REQUIREMENT: Transcribe the records that follow in their entirety, omitting any pictures.

-- Start of DATA EXTRACT --

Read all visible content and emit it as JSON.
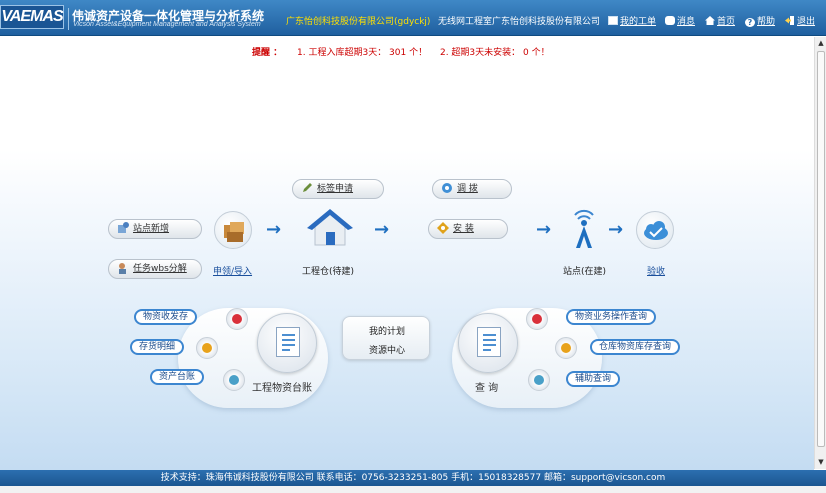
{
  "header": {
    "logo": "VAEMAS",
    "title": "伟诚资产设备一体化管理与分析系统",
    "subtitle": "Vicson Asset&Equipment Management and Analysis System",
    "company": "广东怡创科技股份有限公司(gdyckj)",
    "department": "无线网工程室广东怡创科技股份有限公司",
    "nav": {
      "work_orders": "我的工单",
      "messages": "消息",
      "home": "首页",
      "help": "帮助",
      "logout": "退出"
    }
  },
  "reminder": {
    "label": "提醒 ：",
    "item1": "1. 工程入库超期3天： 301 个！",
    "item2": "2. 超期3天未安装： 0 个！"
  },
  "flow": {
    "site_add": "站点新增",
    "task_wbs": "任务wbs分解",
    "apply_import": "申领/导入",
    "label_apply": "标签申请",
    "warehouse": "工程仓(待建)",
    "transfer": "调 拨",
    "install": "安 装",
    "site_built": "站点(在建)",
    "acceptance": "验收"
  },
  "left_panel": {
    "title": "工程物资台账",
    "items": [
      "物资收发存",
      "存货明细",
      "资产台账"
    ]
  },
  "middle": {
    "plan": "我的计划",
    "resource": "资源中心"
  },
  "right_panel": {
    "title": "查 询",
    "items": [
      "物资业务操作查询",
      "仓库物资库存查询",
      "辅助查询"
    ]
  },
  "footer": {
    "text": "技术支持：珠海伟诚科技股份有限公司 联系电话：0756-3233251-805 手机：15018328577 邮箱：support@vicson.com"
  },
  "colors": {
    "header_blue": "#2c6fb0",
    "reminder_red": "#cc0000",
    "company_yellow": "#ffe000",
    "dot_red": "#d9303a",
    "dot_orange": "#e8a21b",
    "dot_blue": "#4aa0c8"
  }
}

-- End of DATA EXTRACT --

RESPONSE TO THIS TASK:
Read all visible content and emit it as JSON.
{
  "header": {
    "logo": "VAEMAS",
    "title": "伟诚资产设备一体化管理与分析系统",
    "subtitle": "Vicson Asset&Equipment Management and Analysis System",
    "company": "广东怡创科技股份有限公司(gdyckj)",
    "department": "无线网工程室广东怡创科技股份有限公司",
    "nav": {
      "work_orders": "我的工单",
      "messages": "消息",
      "home": "首页",
      "help": "帮助",
      "logout": "退出"
    }
  },
  "reminder": {
    "label": "提醒 ：",
    "item1": "1. 工程入库超期3天： 301 个！",
    "item2": "2. 超期3天未安装： 0 个！"
  },
  "flow": {
    "site_add": "站点新增",
    "task_wbs": "任务wbs分解",
    "apply_import": "申领/导入",
    "label_apply": "标签申请",
    "warehouse": "工程仓(待建)",
    "transfer": "调 拨",
    "install": "安 装",
    "site_built": "站点(在建)",
    "acceptance": "验收"
  },
  "left_panel": {
    "title": "工程物资台账",
    "items": [
      "物资收发存",
      "存货明细",
      "资产台账"
    ]
  },
  "middle": {
    "plan": "我的计划",
    "resource": "资源中心"
  },
  "right_panel": {
    "title": "查 询",
    "items": [
      "物资业务操作查询",
      "仓库物资库存查询",
      "辅助查询"
    ]
  },
  "footer": {
    "text": "技术支持：珠海伟诚科技股份有限公司 联系电话：0756-3233251-805 手机：15018328577 邮箱：support@vicson.com"
  },
  "colors": {
    "header_blue": "#2c6fb0",
    "reminder_red": "#cc0000",
    "company_yellow": "#ffe000",
    "dot_red": "#d9303a",
    "dot_orange": "#e8a21b",
    "dot_blue": "#4aa0c8"
  }
}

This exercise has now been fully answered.